__WHAT TO DO__
Every line below that mentions the word "made" should be copied out.

(Items from a data source)
######

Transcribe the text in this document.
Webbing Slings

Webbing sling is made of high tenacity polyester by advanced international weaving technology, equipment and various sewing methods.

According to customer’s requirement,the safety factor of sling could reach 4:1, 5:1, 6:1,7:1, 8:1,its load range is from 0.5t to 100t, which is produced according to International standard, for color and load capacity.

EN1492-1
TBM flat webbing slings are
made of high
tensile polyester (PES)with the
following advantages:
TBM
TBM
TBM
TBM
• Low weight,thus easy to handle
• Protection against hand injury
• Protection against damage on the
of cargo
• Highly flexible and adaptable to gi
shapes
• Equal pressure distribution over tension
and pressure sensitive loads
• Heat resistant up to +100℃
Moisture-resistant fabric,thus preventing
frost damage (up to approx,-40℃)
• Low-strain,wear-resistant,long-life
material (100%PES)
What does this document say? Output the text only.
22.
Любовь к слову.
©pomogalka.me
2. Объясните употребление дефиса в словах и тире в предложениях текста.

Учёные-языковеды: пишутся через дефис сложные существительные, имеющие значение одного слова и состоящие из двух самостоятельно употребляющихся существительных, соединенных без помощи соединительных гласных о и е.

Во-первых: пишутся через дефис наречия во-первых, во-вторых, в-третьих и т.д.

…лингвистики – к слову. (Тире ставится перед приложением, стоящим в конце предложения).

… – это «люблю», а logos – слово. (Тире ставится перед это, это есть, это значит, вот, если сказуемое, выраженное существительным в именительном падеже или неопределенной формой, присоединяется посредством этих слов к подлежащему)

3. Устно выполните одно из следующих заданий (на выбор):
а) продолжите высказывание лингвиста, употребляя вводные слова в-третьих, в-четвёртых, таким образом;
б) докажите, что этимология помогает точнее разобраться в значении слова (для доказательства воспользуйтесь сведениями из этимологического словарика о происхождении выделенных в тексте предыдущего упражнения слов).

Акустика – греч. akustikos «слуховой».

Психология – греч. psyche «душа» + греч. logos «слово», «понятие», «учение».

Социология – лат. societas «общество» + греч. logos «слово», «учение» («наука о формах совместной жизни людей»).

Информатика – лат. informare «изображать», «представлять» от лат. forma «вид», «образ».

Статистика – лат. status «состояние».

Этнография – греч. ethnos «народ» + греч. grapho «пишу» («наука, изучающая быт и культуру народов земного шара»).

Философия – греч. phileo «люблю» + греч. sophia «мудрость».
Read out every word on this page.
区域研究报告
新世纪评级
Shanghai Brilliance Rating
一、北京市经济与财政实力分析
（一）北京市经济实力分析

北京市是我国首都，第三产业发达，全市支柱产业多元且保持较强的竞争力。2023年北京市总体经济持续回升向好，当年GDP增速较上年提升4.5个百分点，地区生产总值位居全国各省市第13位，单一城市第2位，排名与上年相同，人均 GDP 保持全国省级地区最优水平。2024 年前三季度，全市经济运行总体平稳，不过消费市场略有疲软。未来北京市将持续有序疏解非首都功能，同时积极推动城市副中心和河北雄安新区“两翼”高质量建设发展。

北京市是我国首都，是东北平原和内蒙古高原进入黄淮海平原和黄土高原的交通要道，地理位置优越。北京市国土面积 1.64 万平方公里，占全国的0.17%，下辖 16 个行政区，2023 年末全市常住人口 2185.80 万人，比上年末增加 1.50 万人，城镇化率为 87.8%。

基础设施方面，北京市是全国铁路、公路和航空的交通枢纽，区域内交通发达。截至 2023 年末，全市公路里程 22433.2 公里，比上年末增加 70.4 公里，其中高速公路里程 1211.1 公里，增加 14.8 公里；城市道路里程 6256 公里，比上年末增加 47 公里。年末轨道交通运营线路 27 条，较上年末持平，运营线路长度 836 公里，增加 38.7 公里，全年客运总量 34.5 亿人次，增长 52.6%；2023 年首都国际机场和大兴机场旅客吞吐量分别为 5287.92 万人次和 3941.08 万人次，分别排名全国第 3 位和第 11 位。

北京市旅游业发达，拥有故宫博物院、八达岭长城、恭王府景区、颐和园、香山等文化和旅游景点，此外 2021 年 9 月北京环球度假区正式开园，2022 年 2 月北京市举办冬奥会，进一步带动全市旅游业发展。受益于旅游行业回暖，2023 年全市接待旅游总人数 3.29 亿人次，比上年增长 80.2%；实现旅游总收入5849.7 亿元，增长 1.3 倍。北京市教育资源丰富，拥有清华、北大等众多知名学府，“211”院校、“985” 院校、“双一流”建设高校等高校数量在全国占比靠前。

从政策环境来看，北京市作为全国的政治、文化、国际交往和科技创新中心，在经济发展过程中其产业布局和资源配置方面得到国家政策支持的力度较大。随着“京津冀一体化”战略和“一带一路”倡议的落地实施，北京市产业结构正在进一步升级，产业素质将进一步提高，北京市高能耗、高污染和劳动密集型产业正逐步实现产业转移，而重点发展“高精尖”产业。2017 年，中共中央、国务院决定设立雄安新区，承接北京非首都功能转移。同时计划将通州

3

######

__THE COMPLETED TASK__
Webbing sling is made of high tenacity polyester by advanced international weaving technology, equipment and various sewing methods.
made of high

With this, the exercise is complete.